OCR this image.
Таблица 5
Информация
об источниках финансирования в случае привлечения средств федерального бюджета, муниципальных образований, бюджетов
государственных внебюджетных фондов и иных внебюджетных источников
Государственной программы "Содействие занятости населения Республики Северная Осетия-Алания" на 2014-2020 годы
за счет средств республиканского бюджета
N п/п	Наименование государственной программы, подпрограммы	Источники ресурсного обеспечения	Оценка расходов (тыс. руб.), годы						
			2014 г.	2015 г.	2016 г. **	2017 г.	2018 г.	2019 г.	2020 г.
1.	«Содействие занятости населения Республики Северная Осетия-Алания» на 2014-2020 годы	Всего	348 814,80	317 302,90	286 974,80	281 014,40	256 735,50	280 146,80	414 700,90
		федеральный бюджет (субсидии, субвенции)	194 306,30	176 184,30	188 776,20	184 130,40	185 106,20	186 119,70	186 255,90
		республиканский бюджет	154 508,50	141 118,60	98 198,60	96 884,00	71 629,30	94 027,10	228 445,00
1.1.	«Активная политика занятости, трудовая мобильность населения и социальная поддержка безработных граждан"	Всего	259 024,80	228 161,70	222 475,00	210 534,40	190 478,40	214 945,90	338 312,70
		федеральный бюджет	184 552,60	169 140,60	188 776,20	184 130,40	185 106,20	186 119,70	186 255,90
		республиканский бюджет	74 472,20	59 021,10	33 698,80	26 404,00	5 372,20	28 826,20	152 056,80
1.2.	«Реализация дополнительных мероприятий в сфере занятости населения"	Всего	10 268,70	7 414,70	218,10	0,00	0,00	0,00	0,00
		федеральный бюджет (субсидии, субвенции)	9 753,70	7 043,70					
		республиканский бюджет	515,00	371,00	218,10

━━━━━━━━━━━━━━━━━━━━

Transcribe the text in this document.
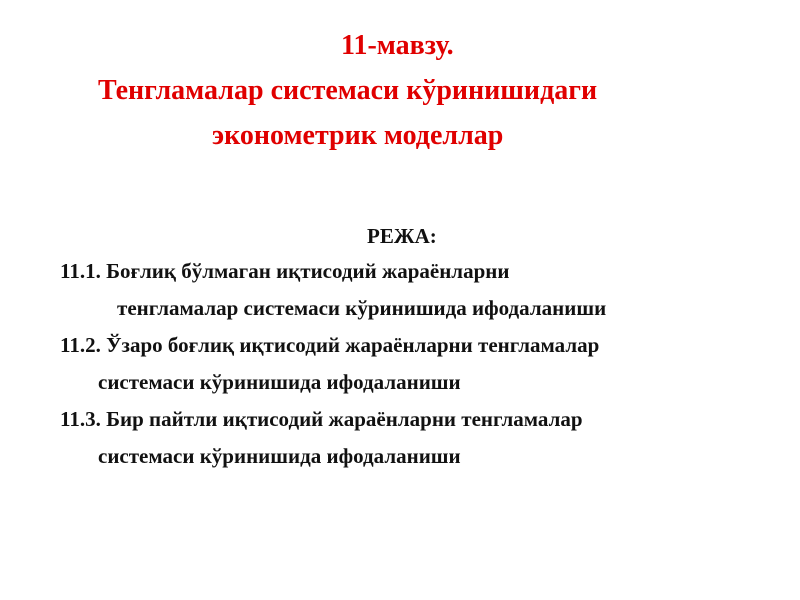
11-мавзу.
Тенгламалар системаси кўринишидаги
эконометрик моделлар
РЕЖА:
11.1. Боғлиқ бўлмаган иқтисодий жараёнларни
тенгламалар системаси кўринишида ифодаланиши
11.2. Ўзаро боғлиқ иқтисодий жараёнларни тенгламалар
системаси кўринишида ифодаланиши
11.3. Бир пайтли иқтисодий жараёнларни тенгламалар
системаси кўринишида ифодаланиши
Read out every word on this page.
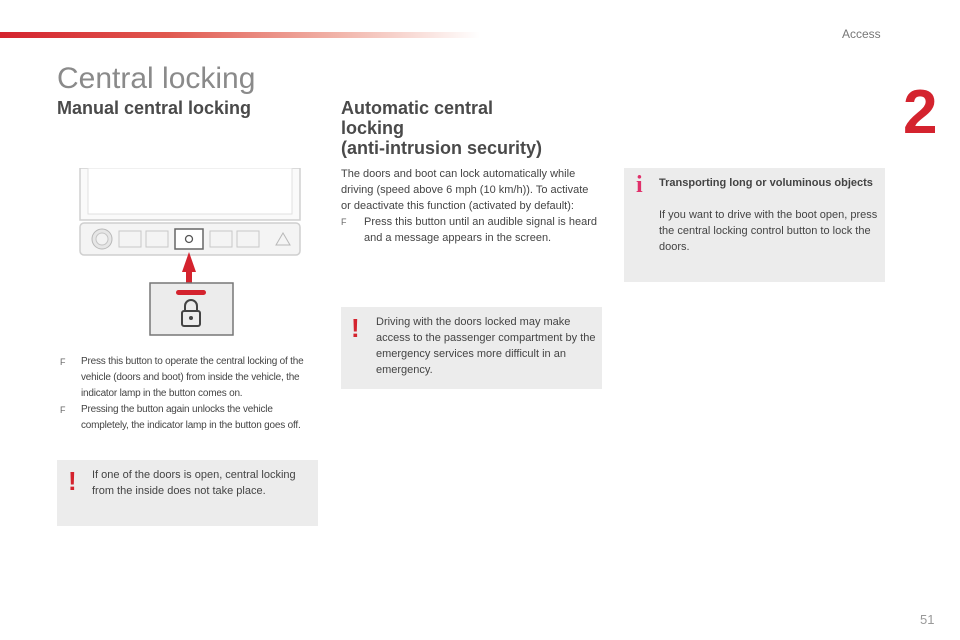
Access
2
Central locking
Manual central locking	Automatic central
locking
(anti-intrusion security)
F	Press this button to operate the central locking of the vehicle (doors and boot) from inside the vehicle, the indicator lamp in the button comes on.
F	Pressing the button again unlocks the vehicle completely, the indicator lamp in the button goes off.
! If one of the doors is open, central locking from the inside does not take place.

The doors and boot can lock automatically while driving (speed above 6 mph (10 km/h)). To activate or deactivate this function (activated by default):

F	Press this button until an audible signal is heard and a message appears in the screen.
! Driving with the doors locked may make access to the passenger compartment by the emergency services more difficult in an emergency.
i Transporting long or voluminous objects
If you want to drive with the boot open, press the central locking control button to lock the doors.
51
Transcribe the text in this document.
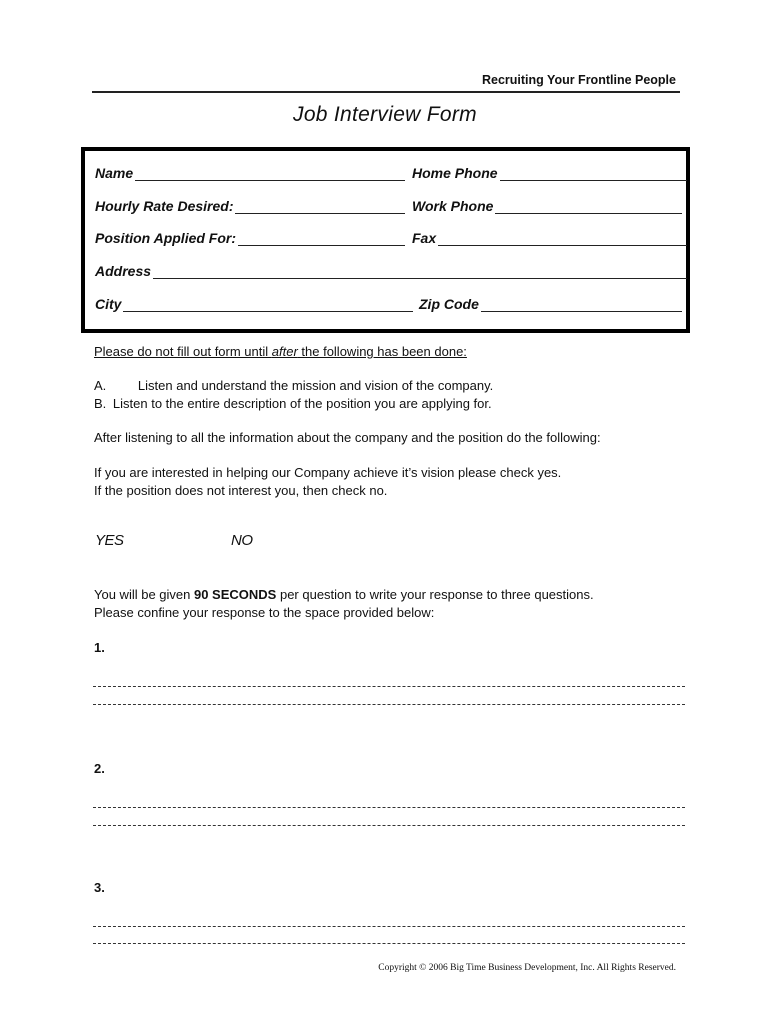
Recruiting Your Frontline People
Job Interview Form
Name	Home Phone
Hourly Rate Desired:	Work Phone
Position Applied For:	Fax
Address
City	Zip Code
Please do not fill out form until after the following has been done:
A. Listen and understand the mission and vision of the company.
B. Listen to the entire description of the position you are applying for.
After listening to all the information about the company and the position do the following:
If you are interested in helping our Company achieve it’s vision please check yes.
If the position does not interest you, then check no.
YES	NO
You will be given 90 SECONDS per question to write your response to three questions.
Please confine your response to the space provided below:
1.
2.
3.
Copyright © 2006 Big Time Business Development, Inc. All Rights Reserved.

━━━━━━━━━━━━━━━━━━━━

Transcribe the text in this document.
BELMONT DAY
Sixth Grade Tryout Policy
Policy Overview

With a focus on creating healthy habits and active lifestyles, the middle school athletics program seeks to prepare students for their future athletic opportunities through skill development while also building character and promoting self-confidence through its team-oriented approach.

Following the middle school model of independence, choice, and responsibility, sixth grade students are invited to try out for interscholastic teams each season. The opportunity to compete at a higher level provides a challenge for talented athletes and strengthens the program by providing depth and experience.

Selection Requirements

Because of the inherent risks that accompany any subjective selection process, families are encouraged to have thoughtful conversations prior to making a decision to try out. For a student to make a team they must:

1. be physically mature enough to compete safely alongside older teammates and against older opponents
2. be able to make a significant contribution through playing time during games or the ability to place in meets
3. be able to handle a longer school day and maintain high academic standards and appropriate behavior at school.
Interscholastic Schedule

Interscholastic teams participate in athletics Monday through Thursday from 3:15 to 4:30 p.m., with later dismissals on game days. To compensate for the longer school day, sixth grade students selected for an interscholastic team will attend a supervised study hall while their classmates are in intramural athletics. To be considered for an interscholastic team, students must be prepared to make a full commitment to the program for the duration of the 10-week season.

━━━━━━━━━━━━━━━━━━━━

Problem requirements:
Every line in the data that holds "button" should be copied out.

Correct result:
F	Press this button to operate the central locking of the vehicle (doors and boot) from inside the vehicle, the indicator lamp in the button comes on.
F	Pressing the button again unlocks the vehicle completely, the indicator lamp in the button goes off.
F	Press this button until an audible signal is heard and a message appears in the screen.
If you want to drive with the boot open, press the central locking control button to lock the doors.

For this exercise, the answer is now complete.